Data in this exercise →
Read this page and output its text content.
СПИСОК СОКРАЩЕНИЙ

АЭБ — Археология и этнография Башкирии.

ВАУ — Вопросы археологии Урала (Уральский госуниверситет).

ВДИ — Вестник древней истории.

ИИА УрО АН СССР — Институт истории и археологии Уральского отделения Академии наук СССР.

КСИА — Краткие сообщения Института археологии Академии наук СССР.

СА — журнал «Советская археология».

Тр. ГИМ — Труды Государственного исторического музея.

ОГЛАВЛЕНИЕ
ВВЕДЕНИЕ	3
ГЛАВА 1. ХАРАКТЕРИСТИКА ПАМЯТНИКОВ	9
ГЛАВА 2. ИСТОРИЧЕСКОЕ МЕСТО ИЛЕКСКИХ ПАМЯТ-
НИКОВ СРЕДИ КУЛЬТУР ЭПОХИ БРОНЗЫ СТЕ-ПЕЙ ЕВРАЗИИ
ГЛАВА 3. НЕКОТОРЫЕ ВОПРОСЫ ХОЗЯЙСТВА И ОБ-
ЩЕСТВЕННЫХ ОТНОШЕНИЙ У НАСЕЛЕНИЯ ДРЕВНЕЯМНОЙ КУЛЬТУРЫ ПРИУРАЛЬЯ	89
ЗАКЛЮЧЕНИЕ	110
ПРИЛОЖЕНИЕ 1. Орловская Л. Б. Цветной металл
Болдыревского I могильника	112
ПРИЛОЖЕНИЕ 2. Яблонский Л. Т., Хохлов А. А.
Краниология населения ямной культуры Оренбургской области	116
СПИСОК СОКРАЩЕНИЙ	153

What this task involves → All of the records must be repeated exactly.

Response below →
Read this page and output its text content.
СПИСОК СОКРАЩЕНИЙ

АЭБ — Археология и этнография Башкирии.

ВАУ — Вопросы археологии Урала (Уральский госуниверситет).

ВДИ — Вестник древней истории.

ИИА УрО АН СССР — Институт истории и археологии Уральского отделения Академии наук СССР.

КСИА — Краткие сообщения Института археологии Академии наук СССР.

СА — журнал «Советская археология».

Тр. ГИМ — Труды Государственного исторического музея.

ОГЛАВЛЕНИЕ
ВВЕДЕНИЕ	3
ГЛАВА 1. ХАРАКТЕРИСТИКА ПАМЯТНИКОВ	9
ГЛАВА 2. ИСТОРИЧЕСКОЕ МЕСТО ИЛЕКСКИХ ПАМЯТ-
НИКОВ СРЕДИ КУЛЬТУР ЭПОХИ БРОНЗЫ СТЕ-ПЕЙ ЕВРАЗИИ
ГЛАВА 3. НЕКОТОРЫЕ ВОПРОСЫ ХОЗЯЙСТВА И ОБ-
ЩЕСТВЕННЫХ ОТНОШЕНИЙ У НАСЕЛЕНИЯ ДРЕВНЕЯМНОЙ КУЛЬТУРЫ ПРИУРАЛЬЯ	89
ЗАКЛЮЧЕНИЕ	110
ПРИЛОЖЕНИЕ 1. Орловская Л. Б. Цветной металл
Болдыревского I могильника	112
ПРИЛОЖЕНИЕ 2. Яблонский Л. Т., Хохлов А. А.
Краниология населения ямной культуры Оренбургской области	116
СПИСОК СОКРАЩЕНИЙ	153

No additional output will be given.